*TASKS TO COMPLETE*.
[a] In the uterine histology text, rewrite the paragraph beginning "After fixing in 4% paraformaldehyde" as a short list of steps, keeping its main facts.
[b] Continue the uterine histology text, starting after its final sentence.

After fixing in 4% paraformaldehyde for 24 h, the uterus was embedded in paraffin. Paraffin-embedded blocks were sectioned, dewaxed, and rehydrated. The slices were then stained with haematoxylin and eosin (HE) (Servicebio, China). Morphological changes in the endometrium and endometrial thickness were observed and analyzed using the Image-Pro Plus software (version 6.0). The number of glands was counted according to five randomly selected high-power fields of each slice.

Masson staining

The paraffin-embedded uterus slices were stained with the Masson staining kit (Servicebio, China) according to the instructions. Briefly, the slices were treated with Masson A, the mixed solution Masson B and Masson C, Masson D, Masson E and Masson F solution in sequence. Finally, all of the sections were differentiated in 1% acetic acid. Endometrial fibrosis was assessed according to five random fields on each slide, and the endometrial fibrotic area ratios were evaluated using the Image-Pro Plus software.

*DATA SHOWN*.
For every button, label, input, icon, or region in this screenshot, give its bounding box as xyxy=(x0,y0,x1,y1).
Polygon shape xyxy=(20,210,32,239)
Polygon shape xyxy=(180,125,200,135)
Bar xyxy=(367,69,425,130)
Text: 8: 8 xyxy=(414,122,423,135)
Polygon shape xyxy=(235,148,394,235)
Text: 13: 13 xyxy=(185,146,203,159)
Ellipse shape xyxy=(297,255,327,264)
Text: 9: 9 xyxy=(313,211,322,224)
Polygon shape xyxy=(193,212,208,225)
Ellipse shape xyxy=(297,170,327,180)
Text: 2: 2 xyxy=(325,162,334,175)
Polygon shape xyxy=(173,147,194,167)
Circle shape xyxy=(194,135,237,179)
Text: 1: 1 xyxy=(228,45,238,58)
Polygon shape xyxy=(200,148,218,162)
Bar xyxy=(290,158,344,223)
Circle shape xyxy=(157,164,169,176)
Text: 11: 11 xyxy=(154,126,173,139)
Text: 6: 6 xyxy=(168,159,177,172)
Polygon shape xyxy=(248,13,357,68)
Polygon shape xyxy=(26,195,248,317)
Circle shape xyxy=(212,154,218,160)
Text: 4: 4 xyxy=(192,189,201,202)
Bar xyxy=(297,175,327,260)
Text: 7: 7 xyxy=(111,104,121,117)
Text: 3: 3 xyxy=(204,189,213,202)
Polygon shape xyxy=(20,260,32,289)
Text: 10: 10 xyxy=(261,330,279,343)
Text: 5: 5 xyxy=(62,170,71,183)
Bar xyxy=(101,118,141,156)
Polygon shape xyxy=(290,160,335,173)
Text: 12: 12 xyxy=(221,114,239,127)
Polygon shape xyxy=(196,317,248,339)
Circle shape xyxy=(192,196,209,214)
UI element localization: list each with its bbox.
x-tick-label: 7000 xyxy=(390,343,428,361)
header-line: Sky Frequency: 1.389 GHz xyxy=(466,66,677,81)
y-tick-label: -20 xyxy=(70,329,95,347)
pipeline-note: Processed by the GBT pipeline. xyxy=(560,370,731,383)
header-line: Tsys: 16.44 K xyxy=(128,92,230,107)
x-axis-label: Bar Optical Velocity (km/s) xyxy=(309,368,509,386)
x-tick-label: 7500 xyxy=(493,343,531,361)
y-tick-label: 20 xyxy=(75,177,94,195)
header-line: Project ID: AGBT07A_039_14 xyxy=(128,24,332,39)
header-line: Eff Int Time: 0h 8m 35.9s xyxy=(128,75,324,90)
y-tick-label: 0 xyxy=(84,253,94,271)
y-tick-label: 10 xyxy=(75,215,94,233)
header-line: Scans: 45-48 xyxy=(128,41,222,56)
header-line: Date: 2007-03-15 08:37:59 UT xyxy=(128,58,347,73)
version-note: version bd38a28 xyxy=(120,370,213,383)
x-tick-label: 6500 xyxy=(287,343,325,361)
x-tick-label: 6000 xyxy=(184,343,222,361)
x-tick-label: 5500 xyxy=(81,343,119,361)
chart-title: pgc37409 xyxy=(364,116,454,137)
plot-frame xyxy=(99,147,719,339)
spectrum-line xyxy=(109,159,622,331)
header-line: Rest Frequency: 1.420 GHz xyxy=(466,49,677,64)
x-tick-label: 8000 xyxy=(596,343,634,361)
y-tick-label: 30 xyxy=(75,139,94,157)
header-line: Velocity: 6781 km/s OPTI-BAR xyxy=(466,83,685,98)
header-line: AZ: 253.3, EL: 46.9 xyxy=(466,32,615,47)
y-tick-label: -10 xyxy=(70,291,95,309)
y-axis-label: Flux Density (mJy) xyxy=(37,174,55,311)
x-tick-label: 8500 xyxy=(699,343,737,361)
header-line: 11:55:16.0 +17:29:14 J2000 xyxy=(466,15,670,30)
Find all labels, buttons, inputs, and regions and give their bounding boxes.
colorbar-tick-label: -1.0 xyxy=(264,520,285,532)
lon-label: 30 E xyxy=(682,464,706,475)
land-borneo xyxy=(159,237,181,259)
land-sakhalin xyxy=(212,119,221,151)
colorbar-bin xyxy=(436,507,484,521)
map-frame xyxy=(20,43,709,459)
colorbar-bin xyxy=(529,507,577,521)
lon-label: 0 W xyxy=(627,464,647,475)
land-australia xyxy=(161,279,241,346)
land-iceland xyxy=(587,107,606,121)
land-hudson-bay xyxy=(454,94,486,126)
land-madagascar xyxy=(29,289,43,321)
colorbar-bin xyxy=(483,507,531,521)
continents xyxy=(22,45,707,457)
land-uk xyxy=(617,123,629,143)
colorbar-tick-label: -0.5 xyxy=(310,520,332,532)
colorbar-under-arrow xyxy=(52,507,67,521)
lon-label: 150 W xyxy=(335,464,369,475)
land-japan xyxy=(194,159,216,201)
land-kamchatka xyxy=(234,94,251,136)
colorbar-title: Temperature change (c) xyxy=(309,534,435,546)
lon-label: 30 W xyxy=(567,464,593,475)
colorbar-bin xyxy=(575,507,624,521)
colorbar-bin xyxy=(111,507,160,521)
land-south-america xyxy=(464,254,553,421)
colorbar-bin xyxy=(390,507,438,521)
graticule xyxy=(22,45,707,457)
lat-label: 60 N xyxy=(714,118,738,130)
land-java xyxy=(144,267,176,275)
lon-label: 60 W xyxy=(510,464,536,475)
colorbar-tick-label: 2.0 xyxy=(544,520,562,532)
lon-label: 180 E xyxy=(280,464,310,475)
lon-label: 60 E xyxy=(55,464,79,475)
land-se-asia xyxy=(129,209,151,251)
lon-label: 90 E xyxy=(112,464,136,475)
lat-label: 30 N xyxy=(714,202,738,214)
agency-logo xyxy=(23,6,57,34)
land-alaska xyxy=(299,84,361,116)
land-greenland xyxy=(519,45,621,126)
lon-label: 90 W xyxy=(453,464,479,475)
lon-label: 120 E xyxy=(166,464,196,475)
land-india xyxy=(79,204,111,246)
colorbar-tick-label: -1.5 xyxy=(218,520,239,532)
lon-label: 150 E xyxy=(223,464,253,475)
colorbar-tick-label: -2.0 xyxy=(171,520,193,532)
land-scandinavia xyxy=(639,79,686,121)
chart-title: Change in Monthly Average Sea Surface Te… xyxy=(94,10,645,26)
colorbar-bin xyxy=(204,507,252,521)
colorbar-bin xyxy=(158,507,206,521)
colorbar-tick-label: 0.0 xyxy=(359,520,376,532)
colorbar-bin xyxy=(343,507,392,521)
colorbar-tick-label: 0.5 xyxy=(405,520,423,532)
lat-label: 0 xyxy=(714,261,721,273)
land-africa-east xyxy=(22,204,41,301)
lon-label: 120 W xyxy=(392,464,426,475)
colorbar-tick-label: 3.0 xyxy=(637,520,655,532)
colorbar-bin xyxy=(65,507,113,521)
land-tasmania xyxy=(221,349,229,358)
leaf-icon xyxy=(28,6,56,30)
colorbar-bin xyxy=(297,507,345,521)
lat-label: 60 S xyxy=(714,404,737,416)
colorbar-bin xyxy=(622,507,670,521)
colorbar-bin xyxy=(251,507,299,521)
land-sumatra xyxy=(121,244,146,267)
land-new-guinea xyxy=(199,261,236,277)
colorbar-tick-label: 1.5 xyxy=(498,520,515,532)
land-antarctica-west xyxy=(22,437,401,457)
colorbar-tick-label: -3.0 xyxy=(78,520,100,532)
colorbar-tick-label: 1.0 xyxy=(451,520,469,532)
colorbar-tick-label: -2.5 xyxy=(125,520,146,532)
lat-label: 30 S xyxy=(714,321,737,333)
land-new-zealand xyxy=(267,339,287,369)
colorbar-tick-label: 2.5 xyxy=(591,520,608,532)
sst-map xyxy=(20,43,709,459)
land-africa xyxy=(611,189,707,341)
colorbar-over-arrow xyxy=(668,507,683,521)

*WRITTEN ANSWERS*.
[a]
- Fix the uterus in 4% paraformaldehyde for 24 h, then embed it in paraffin.
- Section, dewax, and rehydrate the paraffin blocks.
- Stain the slices with haematoxylin and eosin (HE) (Servicebio, China).
- Examine endometrial morphology and measure endometrial thickness with Image-Pro Plus software (version 6.0).
- Count glands in five randomly selected high-power fields per slice.

[b]
Quantitative reverse transcription-polymerase chain reaction

Total RNA was extracted from endometrial tissue, and cDNA was synthesized using the Hifair® II 1st Strand cDNA Synthesis Kit (Yeasen, Shanghai, China). cDNA samples were then amplified with quantitative reverse-transcription polymerase chain reaction (qRT-PCR), using the Hieff® qPCR SYBR® Green Master Mix (No Rox) kit (Yeasen, Shanghai, China) according to manufacturer’s instructions, to detect the mRNA expression of VEGF, oestrogen receptor (ER), transforming growth factor (TGF-β), matrix metalloproteinase-9 (MMP-9), leukaemia inhibitory factor (LIF), and heparin-binding epidermal growth factor (HB-EGF). The primer sequences used in this experiment are listed in Table 2. The following conditions were used for amplification: denaturation at 95 °C for 9 min, followed by 38 cycles at 94 °C for 45 s, 57 °C for 45 s, and 72 °C for 45 s, and a final extension at 72 °C for 7 min. The 2-ΔΔCt method was used to transform the CT values into relative normalized expression levels. ΔCT was calculated using the CT target gene-CT housekeeping gene, and GAPDH was used as the housekeeping gene.

Table 2.

The detailed information about the primers.

Gene name	Primer name	Sequence (5′→3′)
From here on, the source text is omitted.